Start of Information provided
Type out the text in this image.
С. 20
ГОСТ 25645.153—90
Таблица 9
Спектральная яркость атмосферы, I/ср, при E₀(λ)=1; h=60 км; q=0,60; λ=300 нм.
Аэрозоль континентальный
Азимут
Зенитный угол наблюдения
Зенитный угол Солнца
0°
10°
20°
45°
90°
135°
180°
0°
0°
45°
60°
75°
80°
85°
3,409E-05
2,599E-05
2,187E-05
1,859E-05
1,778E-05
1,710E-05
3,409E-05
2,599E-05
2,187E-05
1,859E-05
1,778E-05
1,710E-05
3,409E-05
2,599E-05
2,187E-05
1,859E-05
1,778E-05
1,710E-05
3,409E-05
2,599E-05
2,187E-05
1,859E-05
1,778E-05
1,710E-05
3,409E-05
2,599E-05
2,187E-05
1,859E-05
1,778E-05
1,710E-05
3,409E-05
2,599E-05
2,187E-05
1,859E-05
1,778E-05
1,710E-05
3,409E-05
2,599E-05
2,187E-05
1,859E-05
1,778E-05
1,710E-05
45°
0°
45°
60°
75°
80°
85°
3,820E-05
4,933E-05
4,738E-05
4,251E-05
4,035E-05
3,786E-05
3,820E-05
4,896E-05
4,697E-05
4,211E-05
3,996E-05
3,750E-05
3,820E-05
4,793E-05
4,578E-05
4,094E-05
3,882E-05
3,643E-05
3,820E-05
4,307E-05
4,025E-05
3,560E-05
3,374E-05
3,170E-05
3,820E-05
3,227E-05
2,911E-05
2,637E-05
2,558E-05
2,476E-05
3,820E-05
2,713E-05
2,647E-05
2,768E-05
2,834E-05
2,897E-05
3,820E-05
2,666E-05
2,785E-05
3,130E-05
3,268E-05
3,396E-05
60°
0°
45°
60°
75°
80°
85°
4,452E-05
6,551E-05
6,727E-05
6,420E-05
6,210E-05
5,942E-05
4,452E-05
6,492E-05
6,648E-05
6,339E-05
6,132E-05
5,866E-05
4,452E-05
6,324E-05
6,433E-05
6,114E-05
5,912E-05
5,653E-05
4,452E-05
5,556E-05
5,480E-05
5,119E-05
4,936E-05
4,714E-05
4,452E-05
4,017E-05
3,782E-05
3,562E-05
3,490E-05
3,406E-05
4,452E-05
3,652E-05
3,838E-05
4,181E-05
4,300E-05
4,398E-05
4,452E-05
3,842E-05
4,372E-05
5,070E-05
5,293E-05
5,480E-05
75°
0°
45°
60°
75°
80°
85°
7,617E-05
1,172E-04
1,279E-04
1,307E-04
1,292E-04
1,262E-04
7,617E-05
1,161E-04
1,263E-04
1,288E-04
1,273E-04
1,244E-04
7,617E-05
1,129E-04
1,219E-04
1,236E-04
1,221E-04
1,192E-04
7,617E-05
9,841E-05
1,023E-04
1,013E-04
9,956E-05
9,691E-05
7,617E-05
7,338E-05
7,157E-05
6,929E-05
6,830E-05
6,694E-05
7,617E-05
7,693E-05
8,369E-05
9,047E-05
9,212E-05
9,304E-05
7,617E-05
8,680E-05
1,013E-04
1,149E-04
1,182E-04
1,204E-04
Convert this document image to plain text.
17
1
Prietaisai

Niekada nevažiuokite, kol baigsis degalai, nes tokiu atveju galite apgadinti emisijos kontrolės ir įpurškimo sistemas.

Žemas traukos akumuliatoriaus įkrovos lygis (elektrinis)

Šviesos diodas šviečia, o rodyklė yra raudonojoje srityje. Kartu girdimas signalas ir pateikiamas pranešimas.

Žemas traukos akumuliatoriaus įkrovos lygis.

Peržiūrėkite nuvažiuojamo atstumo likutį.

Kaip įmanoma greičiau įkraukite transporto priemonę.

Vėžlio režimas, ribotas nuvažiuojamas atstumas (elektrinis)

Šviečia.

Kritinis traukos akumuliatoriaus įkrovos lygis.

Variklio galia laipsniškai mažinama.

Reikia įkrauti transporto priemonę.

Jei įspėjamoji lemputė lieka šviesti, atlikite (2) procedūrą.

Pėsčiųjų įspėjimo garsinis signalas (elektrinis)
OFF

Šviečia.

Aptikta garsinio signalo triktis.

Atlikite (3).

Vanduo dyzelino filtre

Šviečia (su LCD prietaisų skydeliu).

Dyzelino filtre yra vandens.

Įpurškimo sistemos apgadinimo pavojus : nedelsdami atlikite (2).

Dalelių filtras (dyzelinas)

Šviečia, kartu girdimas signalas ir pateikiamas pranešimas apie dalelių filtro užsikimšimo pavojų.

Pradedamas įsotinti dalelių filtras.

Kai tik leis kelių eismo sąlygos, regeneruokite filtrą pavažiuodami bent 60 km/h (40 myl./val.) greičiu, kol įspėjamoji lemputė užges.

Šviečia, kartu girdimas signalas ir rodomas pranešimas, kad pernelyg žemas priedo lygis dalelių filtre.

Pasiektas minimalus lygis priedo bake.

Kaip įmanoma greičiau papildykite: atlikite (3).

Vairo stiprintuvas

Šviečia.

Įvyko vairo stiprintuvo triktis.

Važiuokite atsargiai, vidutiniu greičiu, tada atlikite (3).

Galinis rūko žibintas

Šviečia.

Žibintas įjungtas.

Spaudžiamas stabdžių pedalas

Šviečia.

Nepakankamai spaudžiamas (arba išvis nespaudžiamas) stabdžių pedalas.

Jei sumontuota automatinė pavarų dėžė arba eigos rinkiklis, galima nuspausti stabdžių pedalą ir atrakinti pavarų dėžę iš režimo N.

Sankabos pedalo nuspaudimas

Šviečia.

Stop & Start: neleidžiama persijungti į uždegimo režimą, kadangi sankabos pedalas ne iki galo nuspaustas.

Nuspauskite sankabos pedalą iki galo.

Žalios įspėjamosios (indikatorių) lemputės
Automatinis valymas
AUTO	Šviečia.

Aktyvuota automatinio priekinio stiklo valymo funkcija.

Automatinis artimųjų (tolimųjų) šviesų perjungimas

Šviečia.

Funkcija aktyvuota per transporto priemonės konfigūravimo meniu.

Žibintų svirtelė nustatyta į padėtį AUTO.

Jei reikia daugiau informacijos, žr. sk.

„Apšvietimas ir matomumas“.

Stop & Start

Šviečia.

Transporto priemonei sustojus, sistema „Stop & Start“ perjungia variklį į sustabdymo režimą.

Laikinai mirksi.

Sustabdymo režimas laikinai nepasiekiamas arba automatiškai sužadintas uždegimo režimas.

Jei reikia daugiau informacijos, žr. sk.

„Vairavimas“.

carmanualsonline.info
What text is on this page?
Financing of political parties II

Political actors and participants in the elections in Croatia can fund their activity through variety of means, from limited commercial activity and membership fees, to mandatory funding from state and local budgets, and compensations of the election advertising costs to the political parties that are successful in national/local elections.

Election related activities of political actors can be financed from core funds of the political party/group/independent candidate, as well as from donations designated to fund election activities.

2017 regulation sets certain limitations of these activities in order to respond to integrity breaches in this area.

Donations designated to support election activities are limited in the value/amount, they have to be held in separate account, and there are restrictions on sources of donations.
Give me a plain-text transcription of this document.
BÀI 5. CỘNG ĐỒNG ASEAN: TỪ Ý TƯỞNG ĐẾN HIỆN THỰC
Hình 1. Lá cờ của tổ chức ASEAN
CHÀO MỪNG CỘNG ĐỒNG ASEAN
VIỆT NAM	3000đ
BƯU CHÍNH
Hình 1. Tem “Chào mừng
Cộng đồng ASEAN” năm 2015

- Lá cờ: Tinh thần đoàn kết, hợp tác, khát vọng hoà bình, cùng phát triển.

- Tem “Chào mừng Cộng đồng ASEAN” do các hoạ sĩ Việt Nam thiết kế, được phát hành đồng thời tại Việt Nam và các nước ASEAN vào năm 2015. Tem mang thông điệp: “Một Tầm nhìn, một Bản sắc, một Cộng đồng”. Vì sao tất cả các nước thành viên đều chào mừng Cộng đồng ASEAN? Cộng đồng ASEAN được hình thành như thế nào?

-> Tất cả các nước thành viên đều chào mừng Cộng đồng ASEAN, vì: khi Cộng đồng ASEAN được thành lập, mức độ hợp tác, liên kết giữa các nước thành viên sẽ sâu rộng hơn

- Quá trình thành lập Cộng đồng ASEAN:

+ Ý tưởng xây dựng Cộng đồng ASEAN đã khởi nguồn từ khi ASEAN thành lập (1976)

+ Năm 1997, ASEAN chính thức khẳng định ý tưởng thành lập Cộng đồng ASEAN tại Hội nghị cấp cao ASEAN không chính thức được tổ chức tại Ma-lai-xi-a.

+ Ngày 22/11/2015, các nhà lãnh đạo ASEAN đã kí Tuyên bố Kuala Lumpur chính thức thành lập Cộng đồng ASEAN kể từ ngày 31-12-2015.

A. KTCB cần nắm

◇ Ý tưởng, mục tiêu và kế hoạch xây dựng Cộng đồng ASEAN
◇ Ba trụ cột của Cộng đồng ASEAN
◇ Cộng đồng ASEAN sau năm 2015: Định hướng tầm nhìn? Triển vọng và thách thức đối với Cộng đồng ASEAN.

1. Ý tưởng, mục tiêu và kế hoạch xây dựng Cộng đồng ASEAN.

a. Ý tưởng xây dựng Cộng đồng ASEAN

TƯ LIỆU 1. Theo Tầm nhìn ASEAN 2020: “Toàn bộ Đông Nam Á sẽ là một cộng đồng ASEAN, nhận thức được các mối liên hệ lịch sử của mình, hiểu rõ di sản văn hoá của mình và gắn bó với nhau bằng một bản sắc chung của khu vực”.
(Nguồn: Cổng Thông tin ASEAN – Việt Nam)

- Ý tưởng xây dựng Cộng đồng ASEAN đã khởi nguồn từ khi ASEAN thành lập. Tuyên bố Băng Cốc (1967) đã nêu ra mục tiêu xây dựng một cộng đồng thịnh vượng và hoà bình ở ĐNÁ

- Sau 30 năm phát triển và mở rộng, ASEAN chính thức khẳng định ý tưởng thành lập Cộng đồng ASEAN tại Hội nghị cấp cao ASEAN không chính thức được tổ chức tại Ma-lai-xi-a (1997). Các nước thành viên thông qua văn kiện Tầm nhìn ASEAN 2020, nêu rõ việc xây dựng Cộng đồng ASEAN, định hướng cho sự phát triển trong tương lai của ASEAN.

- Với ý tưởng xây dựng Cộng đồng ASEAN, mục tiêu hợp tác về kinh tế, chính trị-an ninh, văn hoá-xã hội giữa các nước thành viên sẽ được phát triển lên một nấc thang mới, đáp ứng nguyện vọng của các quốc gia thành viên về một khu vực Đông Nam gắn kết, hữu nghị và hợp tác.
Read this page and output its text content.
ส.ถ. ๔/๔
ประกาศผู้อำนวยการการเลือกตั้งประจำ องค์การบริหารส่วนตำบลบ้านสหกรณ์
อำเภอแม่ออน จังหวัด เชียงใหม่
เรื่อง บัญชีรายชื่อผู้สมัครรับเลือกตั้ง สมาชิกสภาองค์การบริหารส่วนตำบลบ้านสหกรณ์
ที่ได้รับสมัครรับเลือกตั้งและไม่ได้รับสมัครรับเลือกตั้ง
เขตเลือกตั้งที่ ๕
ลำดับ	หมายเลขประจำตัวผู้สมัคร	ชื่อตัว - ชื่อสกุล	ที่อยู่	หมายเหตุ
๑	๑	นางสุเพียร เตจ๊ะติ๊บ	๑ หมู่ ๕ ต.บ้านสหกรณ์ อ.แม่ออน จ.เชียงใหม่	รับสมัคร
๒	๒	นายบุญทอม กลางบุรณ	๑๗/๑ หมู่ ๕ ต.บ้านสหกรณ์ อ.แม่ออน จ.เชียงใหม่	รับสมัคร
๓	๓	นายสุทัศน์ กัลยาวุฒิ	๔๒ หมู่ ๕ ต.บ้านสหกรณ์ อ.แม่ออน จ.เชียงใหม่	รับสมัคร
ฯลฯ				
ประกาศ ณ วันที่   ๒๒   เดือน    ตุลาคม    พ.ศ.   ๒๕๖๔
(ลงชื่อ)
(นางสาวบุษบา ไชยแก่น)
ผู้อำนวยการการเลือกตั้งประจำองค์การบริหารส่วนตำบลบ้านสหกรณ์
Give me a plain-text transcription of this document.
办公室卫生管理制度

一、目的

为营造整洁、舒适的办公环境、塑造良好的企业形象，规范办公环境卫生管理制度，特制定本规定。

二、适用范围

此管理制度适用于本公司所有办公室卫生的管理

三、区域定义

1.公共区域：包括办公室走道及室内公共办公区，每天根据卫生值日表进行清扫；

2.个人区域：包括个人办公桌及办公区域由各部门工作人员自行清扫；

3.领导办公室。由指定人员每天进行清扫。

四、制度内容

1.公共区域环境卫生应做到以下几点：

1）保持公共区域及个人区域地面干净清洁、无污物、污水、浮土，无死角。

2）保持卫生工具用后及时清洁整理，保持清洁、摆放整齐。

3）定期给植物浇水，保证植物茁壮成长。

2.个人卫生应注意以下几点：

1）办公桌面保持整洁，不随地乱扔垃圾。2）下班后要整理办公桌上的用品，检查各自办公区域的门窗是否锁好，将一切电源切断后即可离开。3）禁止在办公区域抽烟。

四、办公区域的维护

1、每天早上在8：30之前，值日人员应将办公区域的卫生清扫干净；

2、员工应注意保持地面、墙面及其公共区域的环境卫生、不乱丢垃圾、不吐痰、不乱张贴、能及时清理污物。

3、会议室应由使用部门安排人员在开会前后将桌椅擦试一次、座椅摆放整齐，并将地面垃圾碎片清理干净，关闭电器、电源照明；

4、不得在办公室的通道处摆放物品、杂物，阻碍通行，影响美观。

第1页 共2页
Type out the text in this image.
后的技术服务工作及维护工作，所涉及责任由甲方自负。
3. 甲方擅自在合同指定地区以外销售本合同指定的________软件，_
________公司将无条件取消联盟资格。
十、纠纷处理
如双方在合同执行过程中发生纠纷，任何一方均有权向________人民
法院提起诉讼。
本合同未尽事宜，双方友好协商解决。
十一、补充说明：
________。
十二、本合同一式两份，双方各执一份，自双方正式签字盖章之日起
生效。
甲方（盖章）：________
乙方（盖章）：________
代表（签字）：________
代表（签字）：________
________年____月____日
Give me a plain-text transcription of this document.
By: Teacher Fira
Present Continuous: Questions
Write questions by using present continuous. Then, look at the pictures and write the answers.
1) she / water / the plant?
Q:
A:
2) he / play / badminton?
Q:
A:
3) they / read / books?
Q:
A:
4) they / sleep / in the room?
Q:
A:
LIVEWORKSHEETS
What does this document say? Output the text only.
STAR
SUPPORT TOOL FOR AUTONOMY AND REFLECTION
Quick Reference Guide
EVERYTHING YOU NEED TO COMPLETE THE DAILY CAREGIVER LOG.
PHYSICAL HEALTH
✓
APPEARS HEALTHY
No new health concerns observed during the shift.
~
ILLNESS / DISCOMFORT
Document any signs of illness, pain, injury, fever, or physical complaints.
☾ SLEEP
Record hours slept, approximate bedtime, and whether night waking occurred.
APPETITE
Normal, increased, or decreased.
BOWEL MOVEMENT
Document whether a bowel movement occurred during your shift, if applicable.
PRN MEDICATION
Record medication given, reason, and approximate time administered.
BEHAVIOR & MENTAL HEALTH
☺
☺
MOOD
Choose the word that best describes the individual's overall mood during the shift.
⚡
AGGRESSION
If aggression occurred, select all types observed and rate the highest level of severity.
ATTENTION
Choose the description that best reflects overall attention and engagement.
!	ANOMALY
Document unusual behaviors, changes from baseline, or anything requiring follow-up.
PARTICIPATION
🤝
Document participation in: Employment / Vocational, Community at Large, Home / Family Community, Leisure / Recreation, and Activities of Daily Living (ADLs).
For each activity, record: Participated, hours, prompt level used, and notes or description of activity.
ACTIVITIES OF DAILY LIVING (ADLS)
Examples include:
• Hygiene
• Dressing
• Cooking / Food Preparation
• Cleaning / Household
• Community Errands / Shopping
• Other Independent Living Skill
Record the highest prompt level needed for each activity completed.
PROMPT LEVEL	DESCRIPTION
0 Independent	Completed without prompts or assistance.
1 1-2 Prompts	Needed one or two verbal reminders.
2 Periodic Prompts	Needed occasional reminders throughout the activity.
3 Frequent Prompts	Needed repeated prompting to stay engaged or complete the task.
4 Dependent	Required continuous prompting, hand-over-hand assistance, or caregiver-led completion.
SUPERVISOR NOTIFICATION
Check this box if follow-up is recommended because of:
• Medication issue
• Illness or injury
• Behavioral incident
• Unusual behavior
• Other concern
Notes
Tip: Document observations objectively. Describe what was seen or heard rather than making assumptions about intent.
End of Information provided
**Problem statement:** Return all lines containing "Đông".

**Output of the exercise:**
TƯ LIỆU 1. Theo Tầm nhìn ASEAN 2020: “Toàn bộ Đông Nam Á sẽ là một cộng đồng ASEAN, nhận thức được các mối liên hệ lịch sử của mình, hiểu rõ di sản văn hoá của mình và gắn bó với nhau bằng một bản sắc chung của khu vực”.
- Với ý tưởng xây dựng Cộng đồng ASEAN, mục tiêu hợp tác về kinh tế, chính trị-an ninh, văn hoá-xã hội giữa các nước thành viên sẽ được phát triển lên một nấc thang mới, đáp ứng nguyện vọng của các quốc gia thành viên về một khu vực Đông Nam gắn kết, hữu nghị và hợp tác.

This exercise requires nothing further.